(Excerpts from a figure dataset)
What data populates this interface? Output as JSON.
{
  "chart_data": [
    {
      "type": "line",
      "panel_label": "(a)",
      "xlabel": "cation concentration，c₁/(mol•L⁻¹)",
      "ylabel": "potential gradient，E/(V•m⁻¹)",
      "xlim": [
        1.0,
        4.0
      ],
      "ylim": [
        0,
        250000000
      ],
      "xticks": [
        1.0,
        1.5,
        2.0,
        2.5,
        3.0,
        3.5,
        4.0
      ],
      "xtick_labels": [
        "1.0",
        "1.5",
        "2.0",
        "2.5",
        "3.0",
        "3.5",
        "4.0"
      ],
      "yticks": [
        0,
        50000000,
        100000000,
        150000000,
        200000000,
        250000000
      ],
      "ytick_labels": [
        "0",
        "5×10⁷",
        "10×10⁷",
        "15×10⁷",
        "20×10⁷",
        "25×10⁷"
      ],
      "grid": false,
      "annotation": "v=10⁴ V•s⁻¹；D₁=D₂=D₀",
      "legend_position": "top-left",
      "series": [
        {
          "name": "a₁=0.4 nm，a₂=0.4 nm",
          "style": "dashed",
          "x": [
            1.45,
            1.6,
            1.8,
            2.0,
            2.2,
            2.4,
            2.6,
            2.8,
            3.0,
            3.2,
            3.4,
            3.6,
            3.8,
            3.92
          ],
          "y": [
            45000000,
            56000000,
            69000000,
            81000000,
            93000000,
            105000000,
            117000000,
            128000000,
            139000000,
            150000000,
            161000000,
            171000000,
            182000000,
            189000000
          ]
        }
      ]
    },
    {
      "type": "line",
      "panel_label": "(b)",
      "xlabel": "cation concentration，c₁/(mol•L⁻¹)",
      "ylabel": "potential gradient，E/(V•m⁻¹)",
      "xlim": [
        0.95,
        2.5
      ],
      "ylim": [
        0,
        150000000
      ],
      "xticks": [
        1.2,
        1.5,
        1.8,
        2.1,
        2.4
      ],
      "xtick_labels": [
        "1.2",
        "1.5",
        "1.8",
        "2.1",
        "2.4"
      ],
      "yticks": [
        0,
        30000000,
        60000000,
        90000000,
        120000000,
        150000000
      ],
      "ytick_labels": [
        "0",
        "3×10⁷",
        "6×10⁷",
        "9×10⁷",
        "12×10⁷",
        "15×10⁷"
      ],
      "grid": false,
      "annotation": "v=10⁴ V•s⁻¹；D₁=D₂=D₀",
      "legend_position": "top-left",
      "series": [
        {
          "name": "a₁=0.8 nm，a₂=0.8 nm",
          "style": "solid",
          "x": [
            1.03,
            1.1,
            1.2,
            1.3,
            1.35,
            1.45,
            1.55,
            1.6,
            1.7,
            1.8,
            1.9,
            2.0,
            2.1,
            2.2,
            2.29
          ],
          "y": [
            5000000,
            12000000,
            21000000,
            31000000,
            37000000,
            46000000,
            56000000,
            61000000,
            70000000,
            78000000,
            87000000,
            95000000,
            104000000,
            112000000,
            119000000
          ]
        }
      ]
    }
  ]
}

● WRITTEN PROBLEM:
Transcribe the data. Leave every line exactly as it is.

● OUTPUT OF THE TASK:
What data populates this interface? Output as JSON.
{
  "chart_data": [
    {
      "type": "line",
      "panel_label": "(a)",
      "xlabel": "cation concentration，c₁/(mol•L⁻¹)",
      "ylabel": "potential gradient，E/(V•m⁻¹)",
      "xlim": [
        1.0,
        4.0
      ],
      "ylim": [
        0,
        250000000
      ],
      "xticks": [
        1.0,
        1.5,
        2.0,
        2.5,
        3.0,
        3.5,
        4.0
      ],
      "xtick_labels": [
        "1.0",
        "1.5",
        "2.0",
        "2.5",
        "3.0",
        "3.5",
        "4.0"
      ],
      "yticks": [
        0,
        50000000,
        100000000,
        150000000,
        200000000,
        250000000
      ],
      "ytick_labels": [
        "0",
        "5×10⁷",
        "10×10⁷",
        "15×10⁷",
        "20×10⁷",
        "25×10⁷"
      ],
      "grid": false,
      "annotation": "v=10⁴ V•s⁻¹；D₁=D₂=D₀",
      "legend_position": "top-left",
      "series": [
        {
          "name": "a₁=0.4 nm，a₂=0.4 nm",
          "style": "dashed",
          "x": [
            1.45,
            1.6,
            1.8,
            2.0,
            2.2,
            2.4,
            2.6,
            2.8,
            3.0,
            3.2,
            3.4,
            3.6,
            3.8,
            3.92
          ],
          "y": [
            45000000,
            56000000,
            69000000,
            81000000,
            93000000,
            105000000,
            117000000,
            128000000,
            139000000,
            150000000,
            161000000,
            171000000,
            182000000,
            189000000
          ]
        }
      ]
    },
    {
      "type": "line",
      "panel_label": "(b)",
      "xlabel": "cation concentration，c₁/(mol•L⁻¹)",
      "ylabel": "potential gradient，E/(V•m⁻¹)",
      "xlim": [
        0.95,
        2.5
      ],
      "ylim": [
        0,
        150000000
      ],
      "xticks": [
        1.2,
        1.5,
        1.8,
        2.1,
        2.4
      ],
      "xtick_labels": [
        "1.2",
        "1.5",
        "1.8",
        "2.1",
        "2.4"
      ],
      "yticks": [
        0,
        30000000,
        60000000,
        90000000,
        120000000,
        150000000
      ],
      "ytick_labels": [
        "0",
        "3×10⁷",
        "6×10⁷",
        "9×10⁷",
        "12×10⁷",
        "15×10⁷"
      ],
      "grid": false,
      "annotation": "v=10⁴ V•s⁻¹；D₁=D₂=D₀",
      "legend_position": "top-left",
      "series": [
        {
          "name": "a₁=0.8 nm，a₂=0.8 nm",
          "style": "solid",
          "x": [
            1.03,
            1.1,
            1.2,
            1.3,
            1.35,
            1.45,
            1.55,
            1.6,
            1.7,
            1.8,
            1.9,
            2.0,
            2.1,
            2.2,
            2.29
          ],
          "y": [
            5000000,
            12000000,
            21000000,
            31000000,
            37000000,
            46000000,
            56000000,
            61000000,
            70000000,
            78000000,
            87000000,
            95000000,
            104000000,
            112000000,
            119000000
          ]
        }
      ]
    }
  ]
}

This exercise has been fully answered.